* **GIVEN TASK**
Scan the listing below. Report each line that includes "emoji".

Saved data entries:
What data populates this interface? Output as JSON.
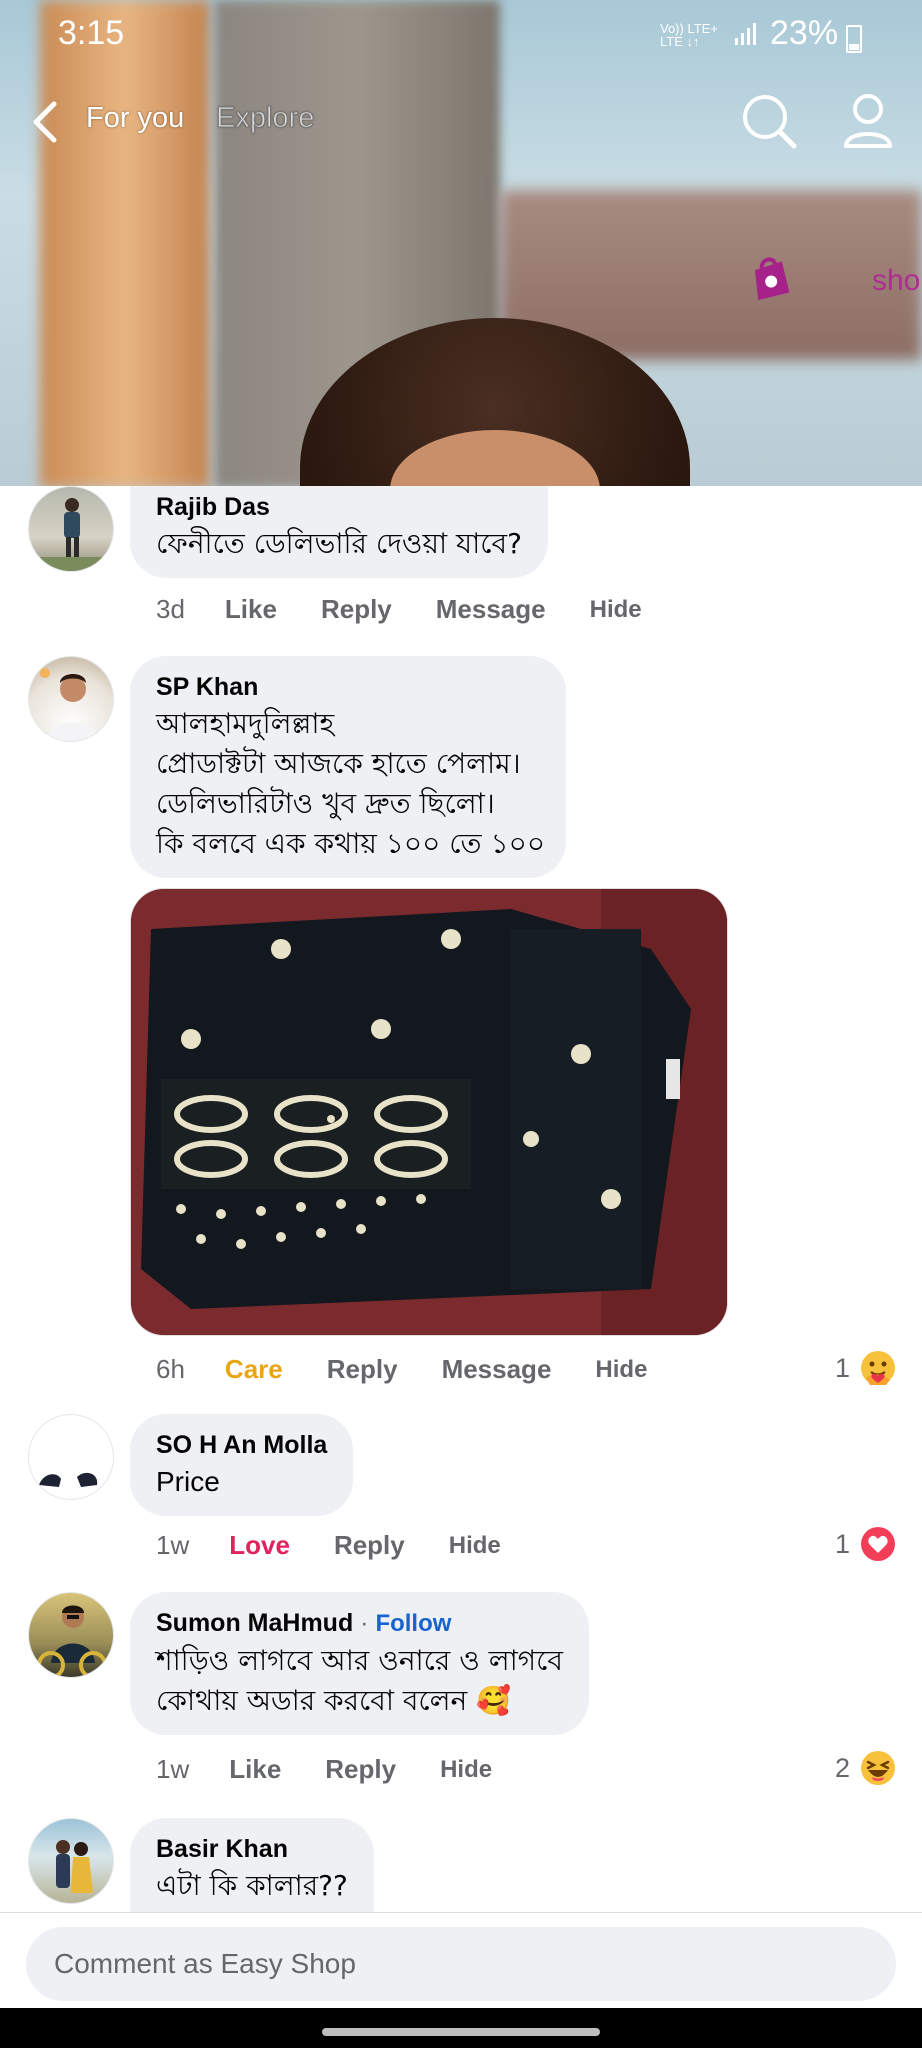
{
  "status_bar": {
    "time": "3:15",
    "network": "Vo)) LTE+\nLTE ↓↑",
    "battery": "23%"
  },
  "top_nav": {
    "tab_for_you": "For you",
    "tab_explore": "Explore"
  },
  "video": {
    "shop_text": "sho"
  },
  "comments": [
    {
      "author": "Rajib Das",
      "text": [
        "ফেনীতে ডেলিভারি দেওয়া  যাবে?"
      ],
      "time": "3d",
      "reaction_label": "Like",
      "reply": "Reply",
      "message": "Message",
      "hide": "Hide"
    },
    {
      "author": "SP Khan",
      "text": [
        "আলহামদুলিল্লাহ",
        "প্রোডাক্টটা আজকে হাতে পেলাম।",
        "ডেলিভারিটাও খুব দ্রুত ছিলো।",
        "কি বলবে এক কথায় ১০০ তে ১০০"
      ],
      "time": "6h",
      "reaction_label": "Care",
      "reply": "Reply",
      "message": "Message",
      "hide": "Hide",
      "reaction_count": "1",
      "reaction_icon": "care-emoji-icon"
    },
    {
      "author": "SO H An Molla",
      "text": [
        "Price"
      ],
      "time": "1w",
      "reaction_label": "Love",
      "reply": "Reply",
      "hide": "Hide",
      "reaction_count": "1",
      "reaction_icon": "love-heart-icon"
    },
    {
      "author": "Sumon MaHmud",
      "follow": "Follow",
      "text": [
        "শাড়িও লাগবে আর ওনারে ও লাগবে",
        "কোথায় অডার করবো বলেন 🥰"
      ],
      "time": "1w",
      "reaction_label": "Like",
      "reply": "Reply",
      "hide": "Hide",
      "reaction_count": "2",
      "reaction_icon": "haha-emoji-icon"
    },
    {
      "author": "Basir Khan",
      "text": [
        "এটা কি কালার??"
      ]
    }
  ],
  "composer": {
    "placeholder": "Comment as Easy Shop"
  },
  "colors": {
    "care": "#e8a616",
    "love": "#e0245e",
    "follow": "#1763cf",
    "bubble": "#eff0f4"
  }
}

* **EXERCISE OUTPUT**
      "reaction_icon": "care-emoji-icon"
      "reaction_icon": "haha-emoji-icon"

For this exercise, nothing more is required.